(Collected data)
>> Begin
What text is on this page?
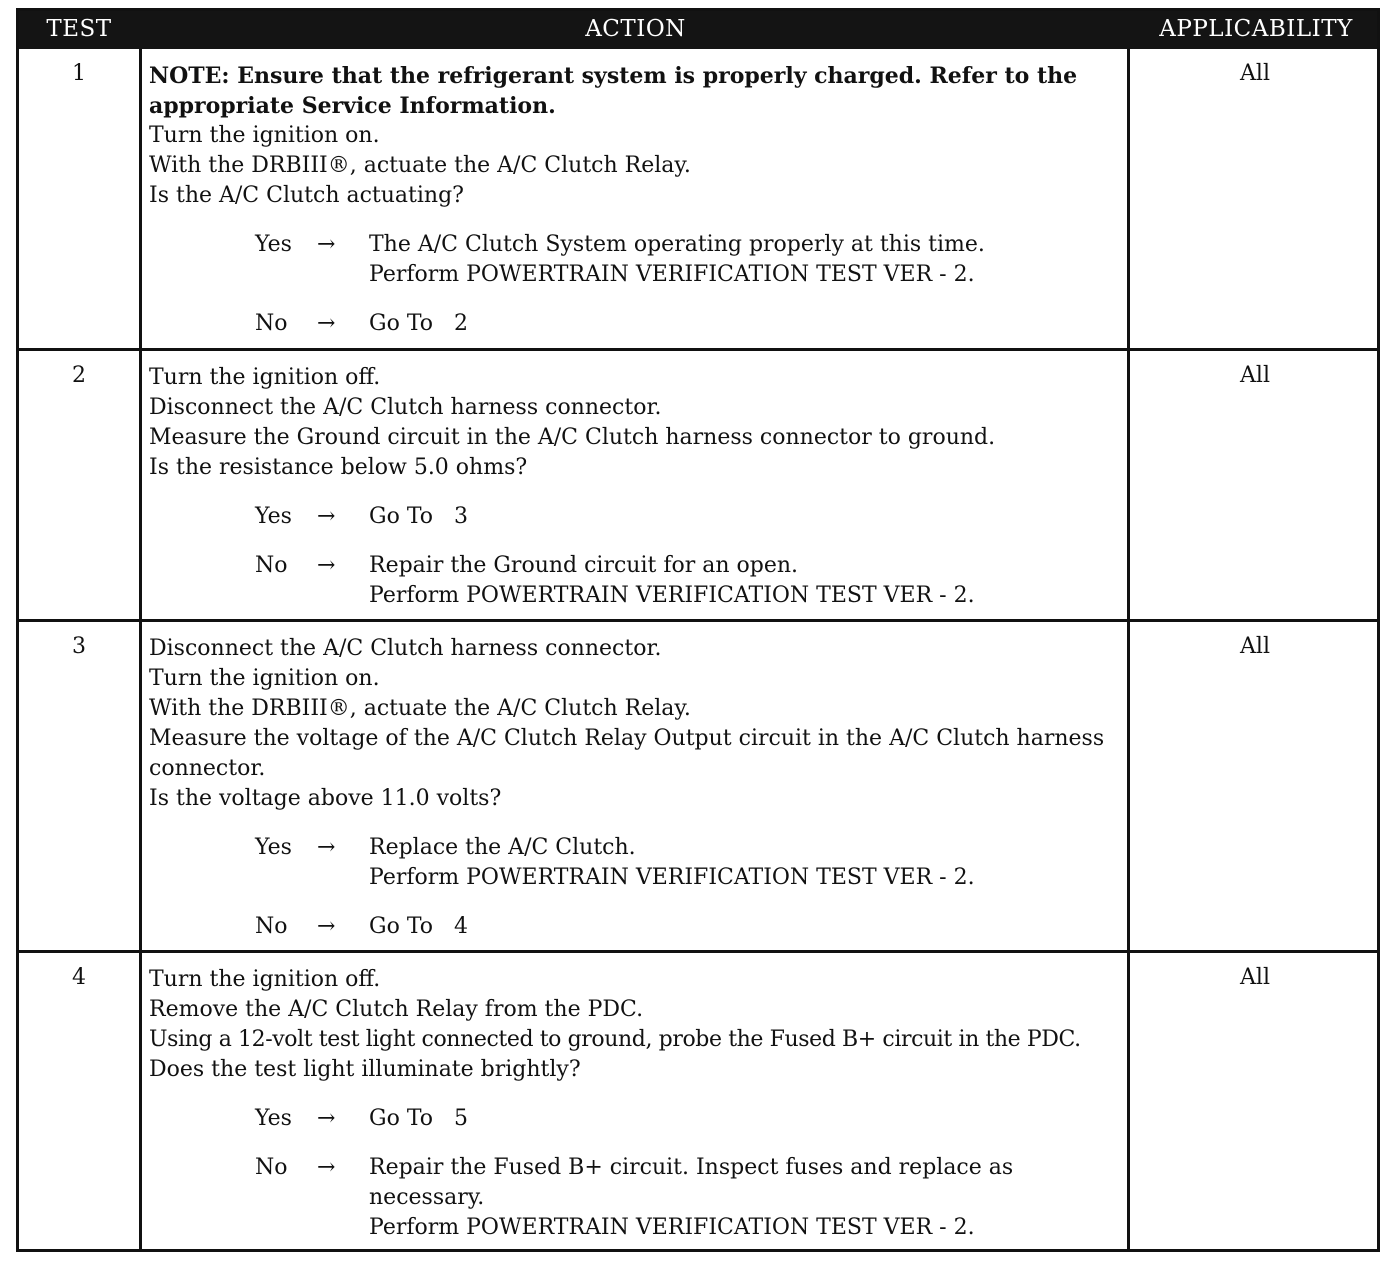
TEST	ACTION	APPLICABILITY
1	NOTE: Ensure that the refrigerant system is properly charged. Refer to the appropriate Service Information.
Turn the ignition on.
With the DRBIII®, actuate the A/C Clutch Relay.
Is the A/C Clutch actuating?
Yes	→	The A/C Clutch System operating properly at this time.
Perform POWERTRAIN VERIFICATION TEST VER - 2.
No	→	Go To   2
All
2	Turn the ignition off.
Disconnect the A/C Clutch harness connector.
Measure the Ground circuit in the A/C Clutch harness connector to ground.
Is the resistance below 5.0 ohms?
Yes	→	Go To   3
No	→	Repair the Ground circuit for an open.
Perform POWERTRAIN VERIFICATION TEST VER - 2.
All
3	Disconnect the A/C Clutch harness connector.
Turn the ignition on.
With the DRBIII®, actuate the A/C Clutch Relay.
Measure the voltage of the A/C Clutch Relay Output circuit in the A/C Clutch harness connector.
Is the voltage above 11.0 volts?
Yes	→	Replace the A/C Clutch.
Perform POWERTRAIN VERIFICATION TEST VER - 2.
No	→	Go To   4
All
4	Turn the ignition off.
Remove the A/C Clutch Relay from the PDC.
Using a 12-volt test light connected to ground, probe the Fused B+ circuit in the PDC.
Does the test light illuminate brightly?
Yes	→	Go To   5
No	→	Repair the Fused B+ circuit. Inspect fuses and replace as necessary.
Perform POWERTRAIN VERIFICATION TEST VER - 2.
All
>> End
>> Begin
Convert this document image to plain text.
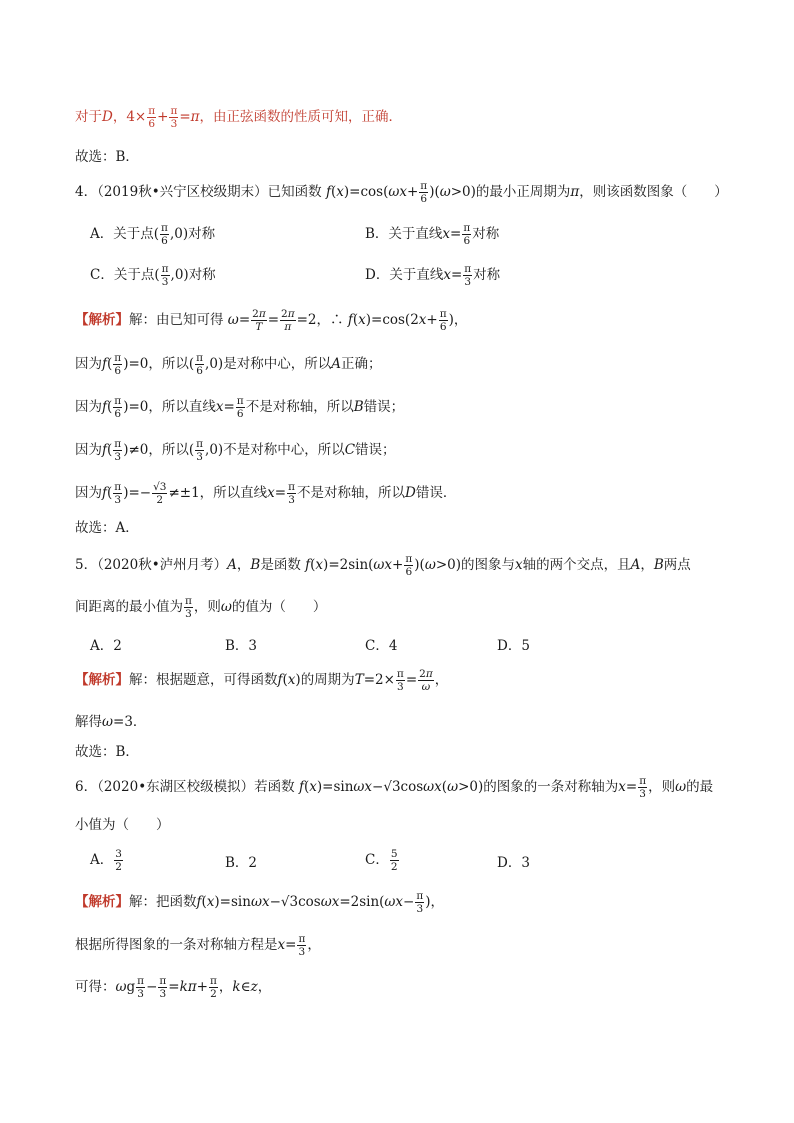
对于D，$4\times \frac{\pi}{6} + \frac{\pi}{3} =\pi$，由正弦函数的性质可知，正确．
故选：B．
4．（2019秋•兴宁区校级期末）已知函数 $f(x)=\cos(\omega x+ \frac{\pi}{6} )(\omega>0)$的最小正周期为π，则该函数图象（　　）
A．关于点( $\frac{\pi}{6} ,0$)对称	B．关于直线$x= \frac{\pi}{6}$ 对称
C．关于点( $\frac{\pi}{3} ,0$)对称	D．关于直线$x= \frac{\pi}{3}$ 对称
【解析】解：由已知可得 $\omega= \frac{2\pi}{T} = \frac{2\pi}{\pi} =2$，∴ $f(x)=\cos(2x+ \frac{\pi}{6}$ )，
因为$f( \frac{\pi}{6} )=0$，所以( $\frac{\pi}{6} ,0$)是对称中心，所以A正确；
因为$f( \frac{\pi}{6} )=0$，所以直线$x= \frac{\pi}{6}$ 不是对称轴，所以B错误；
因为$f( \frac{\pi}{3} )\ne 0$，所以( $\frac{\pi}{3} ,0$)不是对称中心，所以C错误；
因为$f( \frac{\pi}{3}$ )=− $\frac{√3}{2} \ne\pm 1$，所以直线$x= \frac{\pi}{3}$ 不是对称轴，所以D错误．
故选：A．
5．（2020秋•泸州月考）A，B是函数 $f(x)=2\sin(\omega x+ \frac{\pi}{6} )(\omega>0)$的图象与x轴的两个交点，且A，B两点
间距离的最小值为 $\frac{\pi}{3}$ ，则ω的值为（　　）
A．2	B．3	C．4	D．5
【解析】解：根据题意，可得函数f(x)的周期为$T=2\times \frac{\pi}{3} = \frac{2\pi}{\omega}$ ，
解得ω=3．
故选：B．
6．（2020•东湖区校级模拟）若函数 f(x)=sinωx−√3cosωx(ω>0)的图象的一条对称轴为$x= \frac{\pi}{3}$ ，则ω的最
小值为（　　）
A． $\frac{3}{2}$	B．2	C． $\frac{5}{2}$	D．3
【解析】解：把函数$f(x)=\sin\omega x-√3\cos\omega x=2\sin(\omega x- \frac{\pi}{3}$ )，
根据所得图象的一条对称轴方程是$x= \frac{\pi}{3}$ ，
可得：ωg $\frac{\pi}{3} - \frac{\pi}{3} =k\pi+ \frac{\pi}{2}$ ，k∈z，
>> End
All lines that include "text" are to be gathered and copied.

RESULT BELOW >>
What text is on this page?
Convert this document image to plain text.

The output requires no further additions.